■ Task
Filter the entries below, keeping only lines with the word "含两个平衡螺母".

■ Data rows
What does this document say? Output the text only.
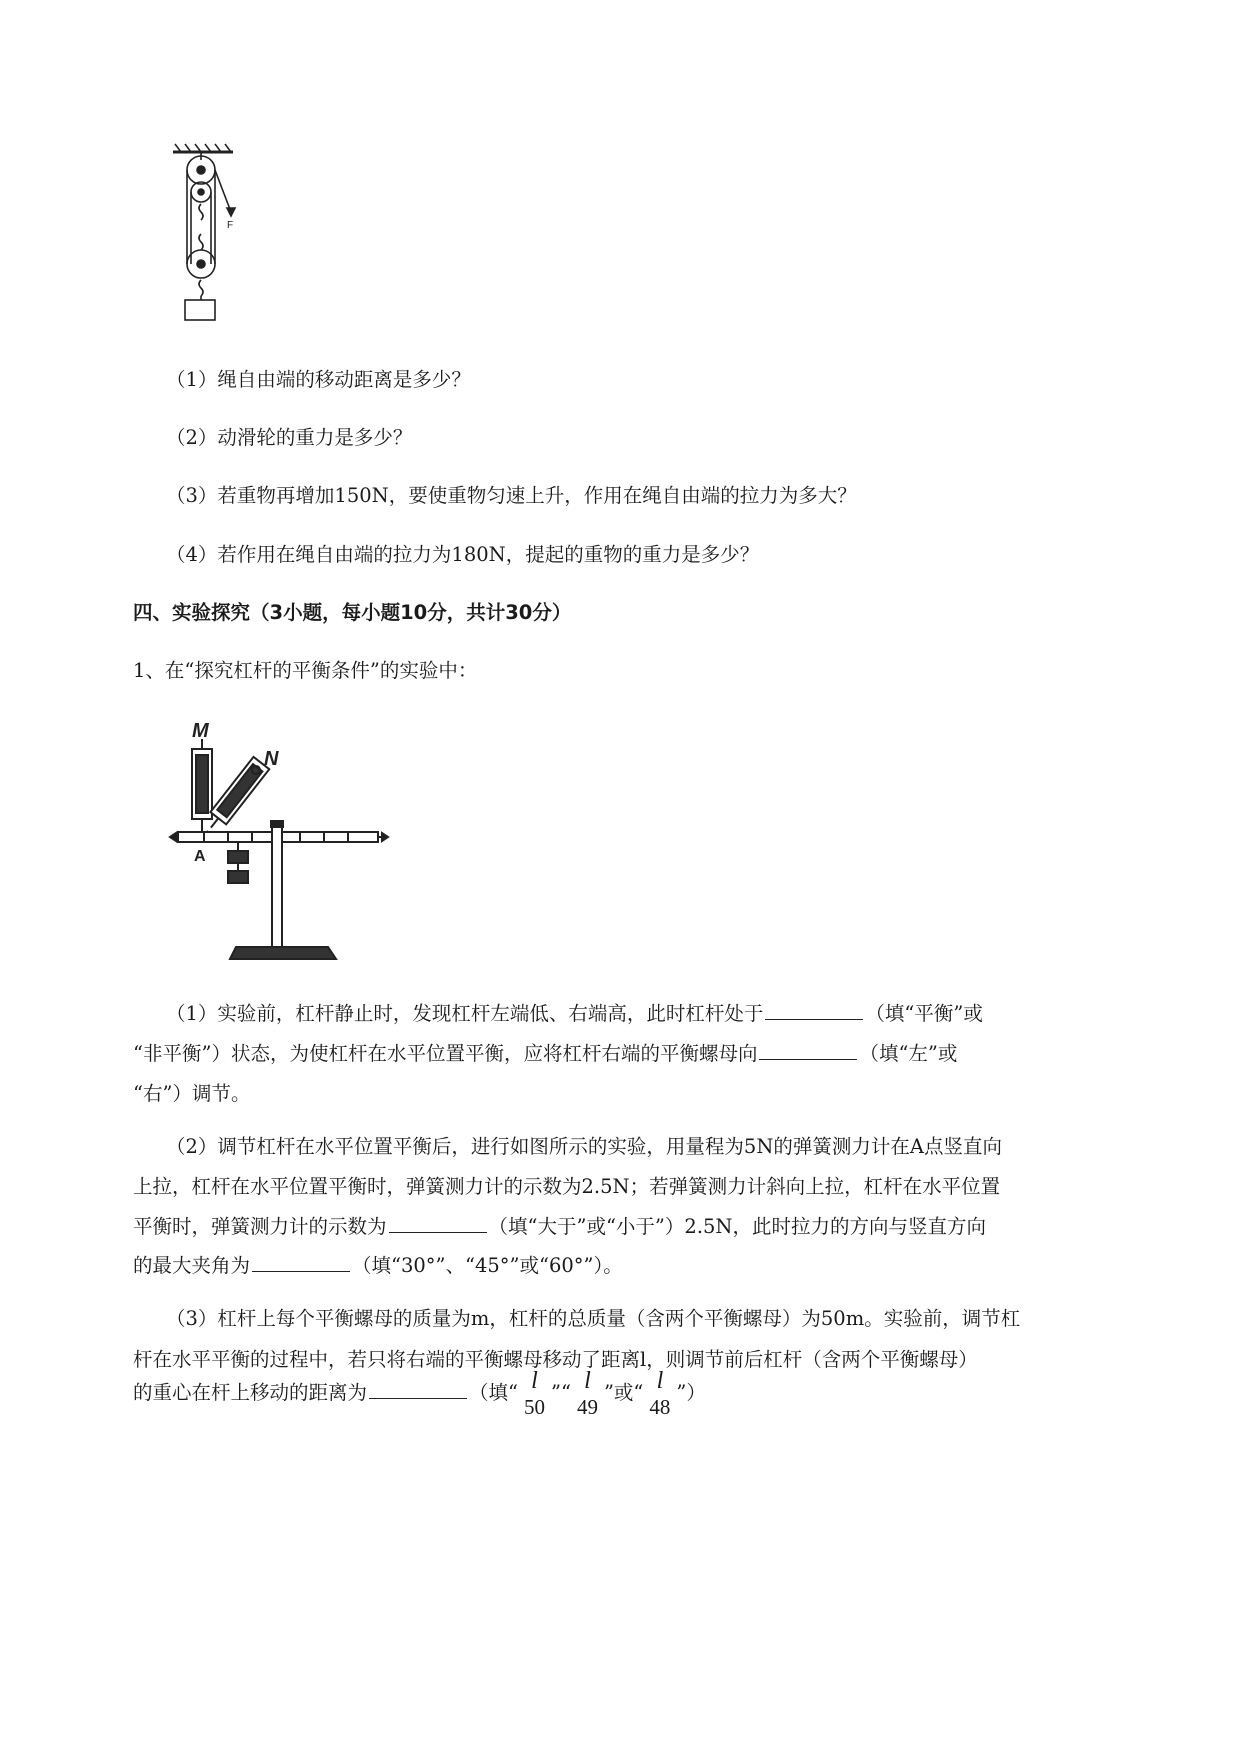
F
（1）绳自由端的移动距离是多少？
（2）动滑轮的重力是多少？
（3）若重物再增加150N，要使重物匀速上升，作用在绳自由端的拉力为多大？
（4）若作用在绳自由端的拉力为180N，提起的重物的重力是多少？
四、实验探究（3小题，每小题10分，共计30分）
1、在“探究杠杆的平衡条件”的实验中：
M
N
A
（1）实验前，杠杆静止时，发现杠杆左端低、右端高，此时杠杆处于	（填“平衡”或
“非平衡”）状态，为使杠杆在水平位置平衡，应将杠杆右端的平衡螺母向	（填“左”或
“右”）调节。
（2）调节杠杆在水平位置平衡后，进行如图所示的实验，用量程为5N的弹簧测力计在A点竖直向
上拉，杠杆在水平位置平衡时，弹簧测力计的示数为2.5N；若弹簧测力计斜向上拉，杠杆在水平位置
平衡时，弹簧测力计的示数为	（填“大于”或“小于”）2.5N，此时拉力的方向与竖直方向
的最大夹角为	（填“30°”、“45°”或“60°”）。
（3）杠杆上每个平衡螺母的质量为m，杠杆的总质量（含两个平衡螺母）为50m。实验前，调节杠
杆在水平平衡的过程中，若只将右端的平衡螺母移动了距离l，则调节前后杠杆（含两个平衡螺母）
的重心在杆上移动的距离为	（填“ l
50
”“ l
49
”或“ l
48
”）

■ Reply to the exercise
（3）杠杆上每个平衡螺母的质量为m，杠杆的总质量（含两个平衡螺母）为50m。实验前，调节杠
杆在水平平衡的过程中，若只将右端的平衡螺母移动了距离l，则调节前后杠杆（含两个平衡螺母）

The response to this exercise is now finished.